- [DO THIS]
Filter the entries that follow, copying every line in which the word "四边形ABCD" appears.

- [Stored records]
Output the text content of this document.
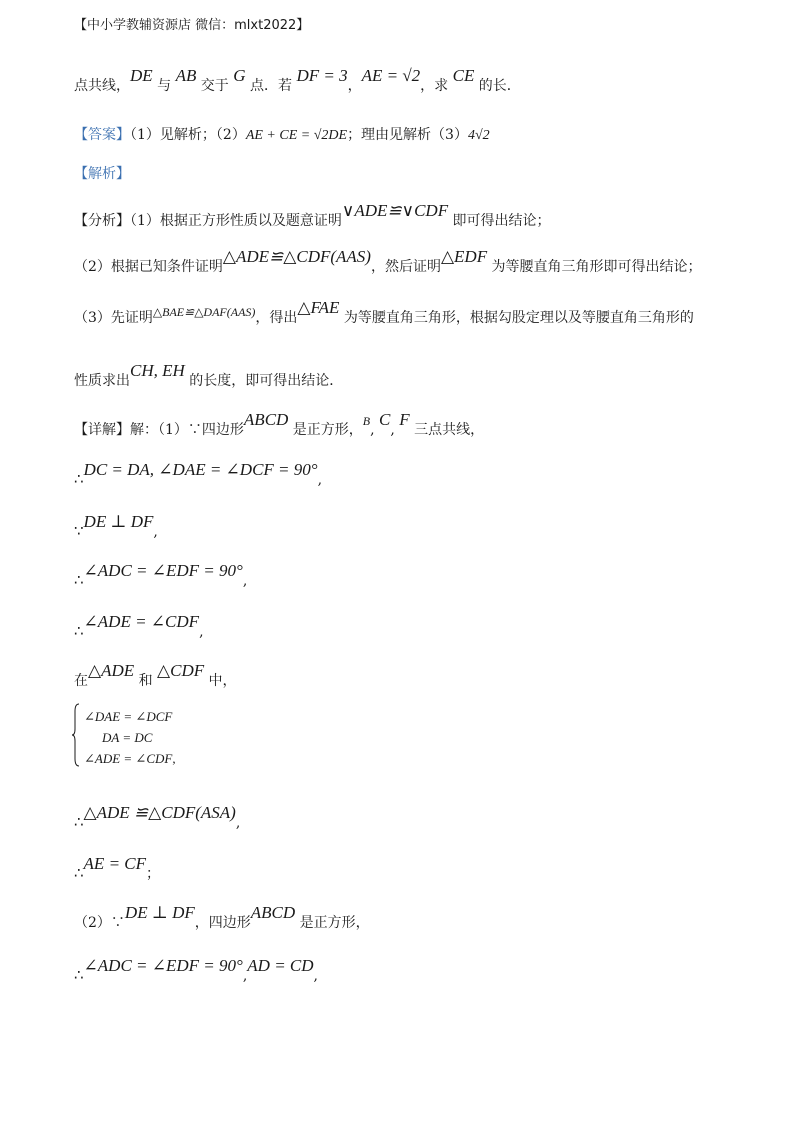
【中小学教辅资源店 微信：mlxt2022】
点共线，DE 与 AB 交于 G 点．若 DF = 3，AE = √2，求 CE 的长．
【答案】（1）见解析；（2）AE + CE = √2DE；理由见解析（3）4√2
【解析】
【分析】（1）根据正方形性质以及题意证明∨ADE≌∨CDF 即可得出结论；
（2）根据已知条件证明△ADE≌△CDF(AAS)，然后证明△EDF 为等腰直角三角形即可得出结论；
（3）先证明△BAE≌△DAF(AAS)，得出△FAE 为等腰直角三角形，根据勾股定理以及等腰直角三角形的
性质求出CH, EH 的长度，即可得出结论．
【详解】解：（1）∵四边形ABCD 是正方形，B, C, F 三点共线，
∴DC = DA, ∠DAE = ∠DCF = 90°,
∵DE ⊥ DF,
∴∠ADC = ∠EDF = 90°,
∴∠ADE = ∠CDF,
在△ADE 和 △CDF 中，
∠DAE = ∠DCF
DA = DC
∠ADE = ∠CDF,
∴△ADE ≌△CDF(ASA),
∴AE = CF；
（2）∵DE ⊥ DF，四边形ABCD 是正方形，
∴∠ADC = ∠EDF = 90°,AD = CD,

- [SOLUTION TO THE EXERCISE]
【详解】解：（1）∵四边形ABCD 是正方形，B, C, F 三点共线，
（2）∵DE ⊥ DF，四边形ABCD 是正方形，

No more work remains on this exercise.